***** Data to process *****

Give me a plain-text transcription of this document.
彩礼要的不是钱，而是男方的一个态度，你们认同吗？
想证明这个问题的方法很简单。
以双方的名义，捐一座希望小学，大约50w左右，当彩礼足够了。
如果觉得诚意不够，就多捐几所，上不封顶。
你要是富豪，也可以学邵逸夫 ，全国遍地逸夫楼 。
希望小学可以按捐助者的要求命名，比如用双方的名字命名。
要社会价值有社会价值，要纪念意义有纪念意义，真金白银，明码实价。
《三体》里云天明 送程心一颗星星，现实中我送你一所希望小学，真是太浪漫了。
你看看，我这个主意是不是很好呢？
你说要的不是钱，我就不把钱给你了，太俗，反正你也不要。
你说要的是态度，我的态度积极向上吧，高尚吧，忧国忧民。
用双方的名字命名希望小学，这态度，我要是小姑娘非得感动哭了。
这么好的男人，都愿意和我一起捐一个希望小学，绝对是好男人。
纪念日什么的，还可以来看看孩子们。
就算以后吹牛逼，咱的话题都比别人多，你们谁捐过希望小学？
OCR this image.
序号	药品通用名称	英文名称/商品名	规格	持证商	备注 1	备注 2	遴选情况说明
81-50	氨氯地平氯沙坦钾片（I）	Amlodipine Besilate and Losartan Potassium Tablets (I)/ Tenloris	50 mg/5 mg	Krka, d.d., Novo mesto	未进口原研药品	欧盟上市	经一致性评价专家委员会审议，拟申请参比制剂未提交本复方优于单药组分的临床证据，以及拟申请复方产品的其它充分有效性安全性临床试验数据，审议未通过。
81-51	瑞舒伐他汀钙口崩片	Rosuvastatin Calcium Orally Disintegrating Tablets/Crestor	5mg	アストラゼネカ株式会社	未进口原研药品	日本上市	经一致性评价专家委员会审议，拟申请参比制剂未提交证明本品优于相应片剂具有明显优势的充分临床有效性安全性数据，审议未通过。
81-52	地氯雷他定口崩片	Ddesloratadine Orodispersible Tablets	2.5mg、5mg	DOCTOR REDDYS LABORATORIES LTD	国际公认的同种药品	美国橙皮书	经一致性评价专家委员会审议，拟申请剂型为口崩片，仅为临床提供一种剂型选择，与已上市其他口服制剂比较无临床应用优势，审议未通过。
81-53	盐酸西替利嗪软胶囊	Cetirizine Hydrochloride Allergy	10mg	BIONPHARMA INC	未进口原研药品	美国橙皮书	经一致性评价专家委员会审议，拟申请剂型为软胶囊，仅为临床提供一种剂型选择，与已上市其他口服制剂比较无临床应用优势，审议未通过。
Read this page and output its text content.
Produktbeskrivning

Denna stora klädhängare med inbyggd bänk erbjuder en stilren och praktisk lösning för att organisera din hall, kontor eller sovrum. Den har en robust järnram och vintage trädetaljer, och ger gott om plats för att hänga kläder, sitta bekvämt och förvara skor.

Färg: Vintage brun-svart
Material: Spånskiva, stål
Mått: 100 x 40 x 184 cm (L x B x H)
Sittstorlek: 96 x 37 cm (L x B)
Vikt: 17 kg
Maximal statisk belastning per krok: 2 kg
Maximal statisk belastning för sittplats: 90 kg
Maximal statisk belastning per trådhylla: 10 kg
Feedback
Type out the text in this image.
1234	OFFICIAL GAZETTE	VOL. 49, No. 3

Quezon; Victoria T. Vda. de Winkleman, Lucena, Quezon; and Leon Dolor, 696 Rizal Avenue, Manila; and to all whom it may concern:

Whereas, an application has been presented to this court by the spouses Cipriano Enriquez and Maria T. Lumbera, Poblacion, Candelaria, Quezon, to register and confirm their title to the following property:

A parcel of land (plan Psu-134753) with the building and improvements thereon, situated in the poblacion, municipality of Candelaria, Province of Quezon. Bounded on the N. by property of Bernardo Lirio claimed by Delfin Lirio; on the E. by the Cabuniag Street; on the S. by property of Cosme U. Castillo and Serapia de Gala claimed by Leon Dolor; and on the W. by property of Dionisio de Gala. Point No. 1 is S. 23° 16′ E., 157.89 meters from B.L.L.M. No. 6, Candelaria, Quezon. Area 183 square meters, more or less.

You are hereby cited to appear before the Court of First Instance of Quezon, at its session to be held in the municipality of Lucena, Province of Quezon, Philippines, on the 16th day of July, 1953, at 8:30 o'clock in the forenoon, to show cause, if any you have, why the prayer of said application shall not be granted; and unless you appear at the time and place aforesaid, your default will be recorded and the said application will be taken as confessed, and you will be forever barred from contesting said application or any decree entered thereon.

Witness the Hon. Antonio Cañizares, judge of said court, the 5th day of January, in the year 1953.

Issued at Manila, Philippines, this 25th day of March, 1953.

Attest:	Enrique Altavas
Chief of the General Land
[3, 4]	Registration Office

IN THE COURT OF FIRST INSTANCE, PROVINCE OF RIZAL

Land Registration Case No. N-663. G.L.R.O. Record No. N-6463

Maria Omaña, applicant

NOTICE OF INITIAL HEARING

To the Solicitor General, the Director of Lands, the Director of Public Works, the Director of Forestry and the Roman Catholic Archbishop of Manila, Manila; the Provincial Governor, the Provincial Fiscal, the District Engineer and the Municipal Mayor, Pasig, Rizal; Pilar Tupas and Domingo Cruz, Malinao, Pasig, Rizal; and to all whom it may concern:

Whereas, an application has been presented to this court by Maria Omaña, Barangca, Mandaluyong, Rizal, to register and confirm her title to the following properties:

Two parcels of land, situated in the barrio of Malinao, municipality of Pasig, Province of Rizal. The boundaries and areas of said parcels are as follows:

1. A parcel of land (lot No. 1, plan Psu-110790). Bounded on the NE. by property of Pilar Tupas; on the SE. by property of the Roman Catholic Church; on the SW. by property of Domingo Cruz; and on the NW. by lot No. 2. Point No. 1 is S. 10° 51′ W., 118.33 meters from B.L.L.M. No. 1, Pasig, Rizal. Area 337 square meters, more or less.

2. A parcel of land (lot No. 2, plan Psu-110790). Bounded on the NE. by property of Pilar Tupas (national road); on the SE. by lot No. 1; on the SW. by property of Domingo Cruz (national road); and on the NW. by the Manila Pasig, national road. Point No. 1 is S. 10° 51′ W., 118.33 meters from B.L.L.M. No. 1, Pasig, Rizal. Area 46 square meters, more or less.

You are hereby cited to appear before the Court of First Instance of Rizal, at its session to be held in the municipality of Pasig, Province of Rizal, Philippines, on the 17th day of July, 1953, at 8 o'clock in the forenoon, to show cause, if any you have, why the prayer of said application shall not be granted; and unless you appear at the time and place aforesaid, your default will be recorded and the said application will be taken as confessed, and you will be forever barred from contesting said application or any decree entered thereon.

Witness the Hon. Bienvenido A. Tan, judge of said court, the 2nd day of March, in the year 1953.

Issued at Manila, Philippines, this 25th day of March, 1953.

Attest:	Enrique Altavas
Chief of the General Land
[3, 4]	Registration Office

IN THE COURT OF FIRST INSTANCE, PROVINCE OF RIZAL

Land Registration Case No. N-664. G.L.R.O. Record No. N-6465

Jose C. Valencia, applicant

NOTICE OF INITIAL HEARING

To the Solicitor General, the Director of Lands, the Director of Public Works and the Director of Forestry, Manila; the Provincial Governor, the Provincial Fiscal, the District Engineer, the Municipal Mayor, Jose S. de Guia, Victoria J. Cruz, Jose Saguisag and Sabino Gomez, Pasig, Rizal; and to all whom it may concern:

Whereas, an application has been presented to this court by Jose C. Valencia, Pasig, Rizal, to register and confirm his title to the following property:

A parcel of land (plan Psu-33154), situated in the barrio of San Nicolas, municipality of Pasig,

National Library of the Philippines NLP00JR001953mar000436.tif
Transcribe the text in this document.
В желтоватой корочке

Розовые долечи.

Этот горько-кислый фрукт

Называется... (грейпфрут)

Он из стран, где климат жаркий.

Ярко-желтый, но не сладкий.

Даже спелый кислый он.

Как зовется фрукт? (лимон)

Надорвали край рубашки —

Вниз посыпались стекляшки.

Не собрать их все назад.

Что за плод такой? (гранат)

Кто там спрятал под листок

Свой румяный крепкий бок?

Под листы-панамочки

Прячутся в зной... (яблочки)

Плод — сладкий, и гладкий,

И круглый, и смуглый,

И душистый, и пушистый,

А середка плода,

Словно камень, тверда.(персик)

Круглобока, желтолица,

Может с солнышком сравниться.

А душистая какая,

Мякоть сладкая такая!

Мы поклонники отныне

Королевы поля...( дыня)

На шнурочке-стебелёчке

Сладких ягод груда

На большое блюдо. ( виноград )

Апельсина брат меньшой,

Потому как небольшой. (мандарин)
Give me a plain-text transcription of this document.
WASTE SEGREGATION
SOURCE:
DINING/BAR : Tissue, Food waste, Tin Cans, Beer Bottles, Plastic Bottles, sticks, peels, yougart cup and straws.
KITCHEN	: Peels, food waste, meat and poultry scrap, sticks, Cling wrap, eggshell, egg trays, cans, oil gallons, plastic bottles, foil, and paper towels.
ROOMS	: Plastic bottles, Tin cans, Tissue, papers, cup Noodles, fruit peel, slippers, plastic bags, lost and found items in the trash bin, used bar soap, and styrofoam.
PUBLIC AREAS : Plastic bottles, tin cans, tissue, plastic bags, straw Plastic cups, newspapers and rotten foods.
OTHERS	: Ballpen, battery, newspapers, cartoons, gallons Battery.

*****

Reproduce the lines word for word, starting at the one holding "Transcribe the text in this document." and ending at the final line of the material above.

§ Answer in full:
Transcribe the text in this document.
В желтоватой корочке

Розовые долечи.

Этот горько-кислый фрукт

Называется... (грейпфрут)

Он из стран, где климат жаркий.

Ярко-желтый, но не сладкий.

Даже спелый кислый он.

Как зовется фрукт? (лимон)

Надорвали край рубашки —

Вниз посыпались стекляшки.

Не собрать их все назад.

Что за плод такой? (гранат)

Кто там спрятал под листок

Свой румяный крепкий бок?

Под листы-панамочки

Прячутся в зной... (яблочки)

Плод — сладкий, и гладкий,

И круглый, и смуглый,

И душистый, и пушистый,

А середка плода,

Словно камень, тверда.(персик)

Круглобока, желтолица,

Может с солнышком сравниться.

А душистая какая,

Мякоть сладкая такая!

Мы поклонники отныне

Королевы поля...( дыня)

На шнурочке-стебелёчке

Сладких ягод груда

На большое блюдо. ( виноград )

Апельсина брат меньшой,

Потому как небольшой. (мандарин)
Give me a plain-text transcription of this document.
WASTE SEGREGATION
SOURCE:
DINING/BAR : Tissue, Food waste, Tin Cans, Beer Bottles, Plastic Bottles, sticks, peels, yougart cup and straws.
KITCHEN	: Peels, food waste, meat and poultry scrap, sticks, Cling wrap, eggshell, egg trays, cans, oil gallons, plastic bottles, foil, and paper towels.
ROOMS	: Plastic bottles, Tin cans, Tissue, papers, cup Noodles, fruit peel, slippers, plastic bags, lost and found items in the trash bin, used bar soap, and styrofoam.
PUBLIC AREAS : Plastic bottles, tin cans, tissue, plastic bags, straw Plastic cups, newspapers and rotten foods.
OTHERS	: Ballpen, battery, newspapers, cartoons, gallons Battery.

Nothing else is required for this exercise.